[To do] Repeat each line word for word.

[Records to use]
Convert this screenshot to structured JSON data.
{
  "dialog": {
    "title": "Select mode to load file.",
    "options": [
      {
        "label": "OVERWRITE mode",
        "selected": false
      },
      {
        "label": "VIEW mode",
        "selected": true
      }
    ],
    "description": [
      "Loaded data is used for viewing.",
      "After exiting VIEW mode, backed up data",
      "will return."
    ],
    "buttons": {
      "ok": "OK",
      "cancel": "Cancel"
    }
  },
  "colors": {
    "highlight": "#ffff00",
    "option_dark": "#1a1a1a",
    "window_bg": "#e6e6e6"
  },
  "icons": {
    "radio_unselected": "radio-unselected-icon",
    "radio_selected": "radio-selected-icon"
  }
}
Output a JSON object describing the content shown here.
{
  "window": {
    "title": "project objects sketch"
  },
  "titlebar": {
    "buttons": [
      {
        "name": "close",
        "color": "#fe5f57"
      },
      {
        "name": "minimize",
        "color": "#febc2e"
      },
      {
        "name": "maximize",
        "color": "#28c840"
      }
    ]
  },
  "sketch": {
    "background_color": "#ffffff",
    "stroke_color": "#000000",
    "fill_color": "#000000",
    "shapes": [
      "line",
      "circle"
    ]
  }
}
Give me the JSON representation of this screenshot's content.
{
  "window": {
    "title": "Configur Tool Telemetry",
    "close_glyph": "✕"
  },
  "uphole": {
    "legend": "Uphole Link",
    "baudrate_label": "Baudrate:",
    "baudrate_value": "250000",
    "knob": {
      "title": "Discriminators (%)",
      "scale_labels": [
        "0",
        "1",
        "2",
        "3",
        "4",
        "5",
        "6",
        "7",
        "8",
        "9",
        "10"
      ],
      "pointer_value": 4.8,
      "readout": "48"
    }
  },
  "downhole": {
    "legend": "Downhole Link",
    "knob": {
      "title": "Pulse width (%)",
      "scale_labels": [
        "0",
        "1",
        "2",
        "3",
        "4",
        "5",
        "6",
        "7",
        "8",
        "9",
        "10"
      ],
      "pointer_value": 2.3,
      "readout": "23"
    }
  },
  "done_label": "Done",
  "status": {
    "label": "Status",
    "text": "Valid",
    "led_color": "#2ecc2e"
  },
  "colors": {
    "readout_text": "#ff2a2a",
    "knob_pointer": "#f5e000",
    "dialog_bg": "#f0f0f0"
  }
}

[Full output]
Convert this screenshot to structured JSON data.
{
  "dialog": {
    "title": "Select mode to load file.",
    "options": [
      {
        "label": "OVERWRITE mode",
        "selected": false
      },
      {
        "label": "VIEW mode",
        "selected": true
      }
    ],
    "description": [
      "Loaded data is used for viewing.",
      "After exiting VIEW mode, backed up data",
      "will return."
    ],
    "buttons": {
      "ok": "OK",
      "cancel": "Cancel"
    }
  },
  "colors": {
    "highlight": "#ffff00",
    "option_dark": "#1a1a1a",
    "window_bg": "#e6e6e6"
  },
  "icons": {
    "radio_unselected": "radio-unselected-icon",
    "radio_selected": "radio-selected-icon"
  }
}
Output a JSON object describing the content shown here.
{
  "window": {
    "title": "project objects sketch"
  },
  "titlebar": {
    "buttons": [
      {
        "name": "close",
        "color": "#fe5f57"
      },
      {
        "name": "minimize",
        "color": "#febc2e"
      },
      {
        "name": "maximize",
        "color": "#28c840"
      }
    ]
  },
  "sketch": {
    "background_color": "#ffffff",
    "stroke_color": "#000000",
    "fill_color": "#000000",
    "shapes": [
      "line",
      "circle"
    ]
  }
}
Give me the JSON representation of this screenshot's content.
{
  "window": {
    "title": "Configur Tool Telemetry",
    "close_glyph": "✕"
  },
  "uphole": {
    "legend": "Uphole Link",
    "baudrate_label": "Baudrate:",
    "baudrate_value": "250000",
    "knob": {
      "title": "Discriminators (%)",
      "scale_labels": [
        "0",
        "1",
        "2",
        "3",
        "4",
        "5",
        "6",
        "7",
        "8",
        "9",
        "10"
      ],
      "pointer_value": 4.8,
      "readout": "48"
    }
  },
  "downhole": {
    "legend": "Downhole Link",
    "knob": {
      "title": "Pulse width (%)",
      "scale_labels": [
        "0",
        "1",
        "2",
        "3",
        "4",
        "5",
        "6",
        "7",
        "8",
        "9",
        "10"
      ],
      "pointer_value": 2.3,
      "readout": "23"
    }
  },
  "done_label": "Done",
  "status": {
    "label": "Status",
    "text": "Valid",
    "led_color": "#2ecc2e"
  },
  "colors": {
    "readout_text": "#ff2a2a",
    "knob_pointer": "#f5e000",
    "dialog_bg": "#f0f0f0"
  }
}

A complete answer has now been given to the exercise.